**作業内容**
EGFR変異肺がんの研究課題を記した原文に基づき、第4世代と呼ばれるEGFR-TKIが阻害可能とされる2次的変異を答えよ。

**原文**
--

研究課題/領域番号 |
22K07291
|
研究種目 |
基盤研究(C)
|
配分区分 | 基金 |
応募区分 | 一般 |
審査区分 |
小区分50020:腫瘍診断および治療学関連
|
研究機関 | 近畿大学 |
研究代表者 |
須田 健一 近畿大学, 医学部, 講師 (30631593)
|
研究期間 (年度) |
2022-04-01 – 2025-03-31
|
研究課題ステータス |
交付 (2022年度)
|
配分額 *注記 |
4,290千円 (直接経費: 3,300千円、間接経費: 990千円)
2024年度: 1,430千円 (直接経費: 1,100千円、間接経費: 330千円)
2023年度: 1,430千円 (直接経費: 1,100千円、間接経費: 330千円)
2022年度: 1,430千円 (直接経費: 1,100千円、間接経費: 330千円)
|
キーワード | EGFR遺伝子変異 / 獲得耐性 / 分子標的治療薬 / EGFR変異肺がん / チロシンキナーゼ阻害剤 / 第4世代 |
研究開始時の研究の概要 |
EGFR(上皮成長因子受容体)遺伝子変異は、本邦を含む東アジア人で頻度が高く、特に肺腺がんの約半数に存在することが知られている。進行・再発 EGFR変異肺がんに対する第一選択薬は EGFRチロシンキナーゼ阻害剤(EGFR-TKI)であり、これまでに第1・第2・第3世代の EGFR-TKIが臨床応用されている。近年、第4世代と呼ばれる EGFR-TKI(EGFR T790M/C797S 2次的変異を阻害可能)が開発されている。本研究では、第4世代 EGFR-TKIの有用性と、第4世代 EGFR-TKIに対する獲得耐性機序を明らかにする。

--

**保存データ**
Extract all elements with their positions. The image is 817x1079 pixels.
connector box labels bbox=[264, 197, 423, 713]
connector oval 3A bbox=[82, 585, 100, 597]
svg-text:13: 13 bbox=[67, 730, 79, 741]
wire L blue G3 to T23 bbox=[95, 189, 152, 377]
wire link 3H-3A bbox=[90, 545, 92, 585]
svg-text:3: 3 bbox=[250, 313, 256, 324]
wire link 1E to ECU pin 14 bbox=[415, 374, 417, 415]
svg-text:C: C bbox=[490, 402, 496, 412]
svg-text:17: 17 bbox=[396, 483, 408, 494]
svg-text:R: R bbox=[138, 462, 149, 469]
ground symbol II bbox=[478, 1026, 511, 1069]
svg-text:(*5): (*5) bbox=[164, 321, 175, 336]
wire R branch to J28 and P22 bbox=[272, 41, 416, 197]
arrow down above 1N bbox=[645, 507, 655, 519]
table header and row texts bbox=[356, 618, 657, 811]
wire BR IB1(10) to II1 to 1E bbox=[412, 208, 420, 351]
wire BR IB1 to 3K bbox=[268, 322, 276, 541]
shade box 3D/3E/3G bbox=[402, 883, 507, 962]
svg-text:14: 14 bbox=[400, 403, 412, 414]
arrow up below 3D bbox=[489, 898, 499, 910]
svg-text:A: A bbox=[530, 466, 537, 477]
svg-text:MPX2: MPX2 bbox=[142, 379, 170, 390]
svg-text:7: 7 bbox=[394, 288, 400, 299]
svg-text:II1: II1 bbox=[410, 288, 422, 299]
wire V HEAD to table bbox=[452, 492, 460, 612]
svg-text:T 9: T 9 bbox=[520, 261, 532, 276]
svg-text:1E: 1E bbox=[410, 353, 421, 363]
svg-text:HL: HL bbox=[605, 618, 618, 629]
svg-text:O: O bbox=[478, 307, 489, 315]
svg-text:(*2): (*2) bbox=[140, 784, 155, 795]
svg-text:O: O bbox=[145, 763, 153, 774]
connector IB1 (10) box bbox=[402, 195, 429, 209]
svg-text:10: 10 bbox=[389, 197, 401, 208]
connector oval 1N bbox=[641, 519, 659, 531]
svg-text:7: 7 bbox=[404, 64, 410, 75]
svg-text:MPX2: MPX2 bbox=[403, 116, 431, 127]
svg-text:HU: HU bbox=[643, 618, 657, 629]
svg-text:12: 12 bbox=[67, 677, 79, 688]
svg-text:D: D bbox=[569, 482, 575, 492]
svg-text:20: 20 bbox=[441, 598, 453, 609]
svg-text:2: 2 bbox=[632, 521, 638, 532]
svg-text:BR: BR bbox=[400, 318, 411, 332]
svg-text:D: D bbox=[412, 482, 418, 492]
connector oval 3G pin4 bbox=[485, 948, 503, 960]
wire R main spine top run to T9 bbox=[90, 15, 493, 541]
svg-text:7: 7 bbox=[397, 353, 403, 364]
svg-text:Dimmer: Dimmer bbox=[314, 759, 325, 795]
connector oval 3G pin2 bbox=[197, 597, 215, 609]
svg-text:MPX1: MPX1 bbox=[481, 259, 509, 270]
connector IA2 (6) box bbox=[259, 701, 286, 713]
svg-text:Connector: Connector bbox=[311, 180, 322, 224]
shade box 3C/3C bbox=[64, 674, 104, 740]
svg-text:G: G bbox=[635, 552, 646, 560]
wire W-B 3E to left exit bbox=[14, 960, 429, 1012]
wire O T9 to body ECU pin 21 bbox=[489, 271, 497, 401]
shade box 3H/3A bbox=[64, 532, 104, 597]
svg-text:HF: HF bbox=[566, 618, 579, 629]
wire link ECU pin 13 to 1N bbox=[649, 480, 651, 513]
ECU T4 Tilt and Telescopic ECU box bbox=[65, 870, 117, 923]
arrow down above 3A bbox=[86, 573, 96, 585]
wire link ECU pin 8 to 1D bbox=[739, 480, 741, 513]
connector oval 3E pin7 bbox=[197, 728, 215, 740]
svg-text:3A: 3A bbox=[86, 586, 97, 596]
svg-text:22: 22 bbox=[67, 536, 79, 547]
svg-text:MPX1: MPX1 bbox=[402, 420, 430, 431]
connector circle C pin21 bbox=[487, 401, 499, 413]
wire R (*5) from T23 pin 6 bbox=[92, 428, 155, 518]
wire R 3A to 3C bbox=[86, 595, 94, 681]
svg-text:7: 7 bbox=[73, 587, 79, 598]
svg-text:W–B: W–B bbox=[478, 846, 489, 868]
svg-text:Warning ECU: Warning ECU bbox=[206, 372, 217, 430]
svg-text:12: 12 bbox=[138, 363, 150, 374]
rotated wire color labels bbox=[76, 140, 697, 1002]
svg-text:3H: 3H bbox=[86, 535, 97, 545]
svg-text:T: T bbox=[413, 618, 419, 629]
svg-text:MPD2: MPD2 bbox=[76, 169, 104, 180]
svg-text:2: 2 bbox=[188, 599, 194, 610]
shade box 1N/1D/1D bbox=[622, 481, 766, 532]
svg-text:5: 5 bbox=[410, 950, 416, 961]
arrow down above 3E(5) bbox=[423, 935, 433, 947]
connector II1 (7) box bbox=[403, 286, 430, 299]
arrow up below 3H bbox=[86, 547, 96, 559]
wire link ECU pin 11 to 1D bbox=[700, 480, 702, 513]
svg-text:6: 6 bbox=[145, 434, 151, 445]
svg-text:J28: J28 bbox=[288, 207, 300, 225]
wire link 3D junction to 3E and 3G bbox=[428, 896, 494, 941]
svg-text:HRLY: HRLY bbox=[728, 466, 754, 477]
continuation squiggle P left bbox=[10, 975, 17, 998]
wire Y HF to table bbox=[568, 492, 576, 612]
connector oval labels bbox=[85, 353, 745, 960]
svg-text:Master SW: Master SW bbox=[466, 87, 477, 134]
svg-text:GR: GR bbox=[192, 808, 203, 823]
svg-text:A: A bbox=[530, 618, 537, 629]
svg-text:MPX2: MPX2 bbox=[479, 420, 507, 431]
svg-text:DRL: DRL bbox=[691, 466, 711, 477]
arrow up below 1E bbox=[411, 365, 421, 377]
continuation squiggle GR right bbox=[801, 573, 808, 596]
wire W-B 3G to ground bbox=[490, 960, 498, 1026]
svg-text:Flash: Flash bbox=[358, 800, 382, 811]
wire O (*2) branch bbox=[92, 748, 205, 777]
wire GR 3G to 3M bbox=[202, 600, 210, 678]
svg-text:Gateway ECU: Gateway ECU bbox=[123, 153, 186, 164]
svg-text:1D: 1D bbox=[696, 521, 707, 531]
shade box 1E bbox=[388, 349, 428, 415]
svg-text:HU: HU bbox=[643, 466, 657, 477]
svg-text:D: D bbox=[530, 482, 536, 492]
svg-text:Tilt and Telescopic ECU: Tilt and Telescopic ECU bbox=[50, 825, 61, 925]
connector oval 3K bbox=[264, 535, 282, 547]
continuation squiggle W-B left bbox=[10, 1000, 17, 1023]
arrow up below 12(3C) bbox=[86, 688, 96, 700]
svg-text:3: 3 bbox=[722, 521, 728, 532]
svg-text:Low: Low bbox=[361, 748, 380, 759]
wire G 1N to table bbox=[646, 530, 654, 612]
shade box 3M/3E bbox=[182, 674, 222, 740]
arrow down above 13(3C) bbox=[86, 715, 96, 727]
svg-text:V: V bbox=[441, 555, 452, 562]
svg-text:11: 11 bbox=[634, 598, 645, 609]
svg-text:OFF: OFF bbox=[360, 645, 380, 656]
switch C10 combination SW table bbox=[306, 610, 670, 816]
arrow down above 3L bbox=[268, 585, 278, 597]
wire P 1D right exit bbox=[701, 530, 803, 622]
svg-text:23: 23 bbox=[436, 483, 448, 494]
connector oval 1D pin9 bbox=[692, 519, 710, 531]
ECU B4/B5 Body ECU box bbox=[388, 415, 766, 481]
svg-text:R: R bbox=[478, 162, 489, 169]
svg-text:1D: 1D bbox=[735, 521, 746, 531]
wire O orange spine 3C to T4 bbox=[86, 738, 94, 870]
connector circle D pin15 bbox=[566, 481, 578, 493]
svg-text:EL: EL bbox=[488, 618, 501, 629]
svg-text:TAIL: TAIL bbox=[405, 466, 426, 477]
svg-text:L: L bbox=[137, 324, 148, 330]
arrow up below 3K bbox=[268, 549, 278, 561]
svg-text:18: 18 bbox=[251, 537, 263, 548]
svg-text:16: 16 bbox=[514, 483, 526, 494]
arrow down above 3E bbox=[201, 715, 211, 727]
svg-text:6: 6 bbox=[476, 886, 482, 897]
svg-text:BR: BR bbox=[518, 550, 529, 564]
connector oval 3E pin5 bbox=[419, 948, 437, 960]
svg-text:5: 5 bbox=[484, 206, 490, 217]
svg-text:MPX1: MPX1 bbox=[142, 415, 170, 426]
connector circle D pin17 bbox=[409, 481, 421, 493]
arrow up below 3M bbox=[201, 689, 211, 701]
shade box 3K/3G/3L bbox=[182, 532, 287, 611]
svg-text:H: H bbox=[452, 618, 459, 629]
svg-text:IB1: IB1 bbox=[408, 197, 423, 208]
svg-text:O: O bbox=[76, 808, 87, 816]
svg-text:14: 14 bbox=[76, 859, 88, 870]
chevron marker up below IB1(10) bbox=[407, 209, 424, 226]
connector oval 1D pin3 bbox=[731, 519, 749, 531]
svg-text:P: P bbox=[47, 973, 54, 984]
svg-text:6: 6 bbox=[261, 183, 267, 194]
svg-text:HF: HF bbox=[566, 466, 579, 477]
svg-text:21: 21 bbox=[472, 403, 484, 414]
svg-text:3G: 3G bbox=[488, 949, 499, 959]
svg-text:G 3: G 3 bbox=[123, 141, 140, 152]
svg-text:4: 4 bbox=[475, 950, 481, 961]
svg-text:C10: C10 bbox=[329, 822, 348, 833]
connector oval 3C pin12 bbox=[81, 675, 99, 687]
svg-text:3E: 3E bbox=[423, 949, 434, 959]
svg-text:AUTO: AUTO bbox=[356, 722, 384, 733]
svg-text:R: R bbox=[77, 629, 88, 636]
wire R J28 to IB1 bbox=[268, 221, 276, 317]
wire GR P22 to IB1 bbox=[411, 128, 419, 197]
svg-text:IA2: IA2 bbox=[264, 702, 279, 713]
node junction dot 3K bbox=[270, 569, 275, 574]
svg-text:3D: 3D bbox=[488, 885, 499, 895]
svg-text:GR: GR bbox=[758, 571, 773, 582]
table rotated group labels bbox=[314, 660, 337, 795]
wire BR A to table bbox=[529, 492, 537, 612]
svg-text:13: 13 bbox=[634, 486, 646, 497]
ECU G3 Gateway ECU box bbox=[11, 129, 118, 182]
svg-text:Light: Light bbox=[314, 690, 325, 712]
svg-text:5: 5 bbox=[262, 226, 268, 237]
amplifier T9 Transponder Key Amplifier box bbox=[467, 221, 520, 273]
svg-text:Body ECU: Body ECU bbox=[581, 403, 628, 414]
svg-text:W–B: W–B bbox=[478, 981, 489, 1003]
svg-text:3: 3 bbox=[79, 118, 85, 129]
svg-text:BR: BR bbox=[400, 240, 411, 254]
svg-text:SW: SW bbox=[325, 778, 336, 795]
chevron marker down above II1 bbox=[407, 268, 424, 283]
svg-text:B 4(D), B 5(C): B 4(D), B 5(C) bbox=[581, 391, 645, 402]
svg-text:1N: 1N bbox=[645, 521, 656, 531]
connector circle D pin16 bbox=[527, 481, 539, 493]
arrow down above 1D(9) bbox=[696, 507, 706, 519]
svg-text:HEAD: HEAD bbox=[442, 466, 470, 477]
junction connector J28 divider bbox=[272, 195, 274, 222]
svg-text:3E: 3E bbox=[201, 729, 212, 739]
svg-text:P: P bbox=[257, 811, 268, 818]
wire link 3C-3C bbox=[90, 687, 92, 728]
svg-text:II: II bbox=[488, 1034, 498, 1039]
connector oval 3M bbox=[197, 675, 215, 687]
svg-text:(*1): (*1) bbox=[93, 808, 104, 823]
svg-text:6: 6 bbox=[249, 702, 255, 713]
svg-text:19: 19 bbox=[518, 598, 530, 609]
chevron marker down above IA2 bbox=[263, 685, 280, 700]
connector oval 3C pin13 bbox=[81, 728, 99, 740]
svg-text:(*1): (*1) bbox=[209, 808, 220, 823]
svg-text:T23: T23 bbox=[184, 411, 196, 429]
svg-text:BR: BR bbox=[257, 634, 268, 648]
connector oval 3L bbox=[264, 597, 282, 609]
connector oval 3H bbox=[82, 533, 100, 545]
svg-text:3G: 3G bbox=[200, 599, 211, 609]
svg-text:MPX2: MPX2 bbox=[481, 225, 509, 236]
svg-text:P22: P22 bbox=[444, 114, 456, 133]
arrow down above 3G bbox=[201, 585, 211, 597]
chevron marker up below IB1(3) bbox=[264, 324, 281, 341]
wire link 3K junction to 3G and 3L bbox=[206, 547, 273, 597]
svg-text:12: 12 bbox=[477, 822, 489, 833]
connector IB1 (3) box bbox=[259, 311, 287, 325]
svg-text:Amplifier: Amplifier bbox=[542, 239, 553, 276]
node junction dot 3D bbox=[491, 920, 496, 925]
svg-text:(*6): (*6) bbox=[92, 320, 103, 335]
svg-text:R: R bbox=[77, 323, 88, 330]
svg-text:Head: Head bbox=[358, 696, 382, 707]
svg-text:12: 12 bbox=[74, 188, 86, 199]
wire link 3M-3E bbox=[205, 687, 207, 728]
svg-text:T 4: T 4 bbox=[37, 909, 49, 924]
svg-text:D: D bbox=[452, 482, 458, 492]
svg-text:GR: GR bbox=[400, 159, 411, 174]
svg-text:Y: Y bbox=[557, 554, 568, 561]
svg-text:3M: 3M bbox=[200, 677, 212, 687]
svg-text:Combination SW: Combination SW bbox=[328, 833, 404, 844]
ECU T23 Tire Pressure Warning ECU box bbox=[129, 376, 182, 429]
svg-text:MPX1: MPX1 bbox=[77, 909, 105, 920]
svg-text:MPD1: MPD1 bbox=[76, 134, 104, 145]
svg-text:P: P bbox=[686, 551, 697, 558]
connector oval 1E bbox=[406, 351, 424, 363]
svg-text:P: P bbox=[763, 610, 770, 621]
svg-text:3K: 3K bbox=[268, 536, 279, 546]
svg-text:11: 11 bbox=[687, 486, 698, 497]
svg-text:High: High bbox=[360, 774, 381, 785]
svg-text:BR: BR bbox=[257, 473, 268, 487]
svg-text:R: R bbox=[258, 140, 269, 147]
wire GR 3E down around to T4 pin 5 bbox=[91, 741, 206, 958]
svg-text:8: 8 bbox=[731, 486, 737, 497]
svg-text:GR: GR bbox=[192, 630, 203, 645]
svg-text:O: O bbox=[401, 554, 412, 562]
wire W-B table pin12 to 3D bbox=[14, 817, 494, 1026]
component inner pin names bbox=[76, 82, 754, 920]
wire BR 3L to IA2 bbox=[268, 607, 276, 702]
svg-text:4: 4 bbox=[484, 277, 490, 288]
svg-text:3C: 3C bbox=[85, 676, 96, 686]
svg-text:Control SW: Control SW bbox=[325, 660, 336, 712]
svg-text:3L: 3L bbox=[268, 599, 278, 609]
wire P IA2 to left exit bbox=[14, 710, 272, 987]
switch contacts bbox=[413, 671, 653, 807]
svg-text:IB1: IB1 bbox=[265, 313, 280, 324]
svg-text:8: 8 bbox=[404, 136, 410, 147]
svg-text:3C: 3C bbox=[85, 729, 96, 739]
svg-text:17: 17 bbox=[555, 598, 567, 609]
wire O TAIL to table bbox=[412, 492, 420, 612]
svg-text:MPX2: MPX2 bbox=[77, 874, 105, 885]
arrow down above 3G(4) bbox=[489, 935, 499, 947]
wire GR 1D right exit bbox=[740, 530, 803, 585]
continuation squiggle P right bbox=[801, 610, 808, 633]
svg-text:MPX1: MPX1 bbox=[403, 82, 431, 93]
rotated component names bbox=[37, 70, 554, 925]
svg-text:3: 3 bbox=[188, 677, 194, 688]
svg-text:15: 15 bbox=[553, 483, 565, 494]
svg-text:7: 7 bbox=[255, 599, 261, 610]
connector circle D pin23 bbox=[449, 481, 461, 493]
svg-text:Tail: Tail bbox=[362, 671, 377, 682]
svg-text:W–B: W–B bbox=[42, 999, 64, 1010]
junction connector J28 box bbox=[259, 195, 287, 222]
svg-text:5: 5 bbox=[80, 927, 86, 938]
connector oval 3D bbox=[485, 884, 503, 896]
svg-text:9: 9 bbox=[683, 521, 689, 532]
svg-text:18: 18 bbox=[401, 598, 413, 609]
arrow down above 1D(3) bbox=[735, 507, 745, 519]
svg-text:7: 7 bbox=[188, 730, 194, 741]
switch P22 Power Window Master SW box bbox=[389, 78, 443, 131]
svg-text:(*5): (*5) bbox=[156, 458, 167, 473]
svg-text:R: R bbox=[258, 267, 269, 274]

--

**解答**
EGFR T790M/C797S 2次的変異である。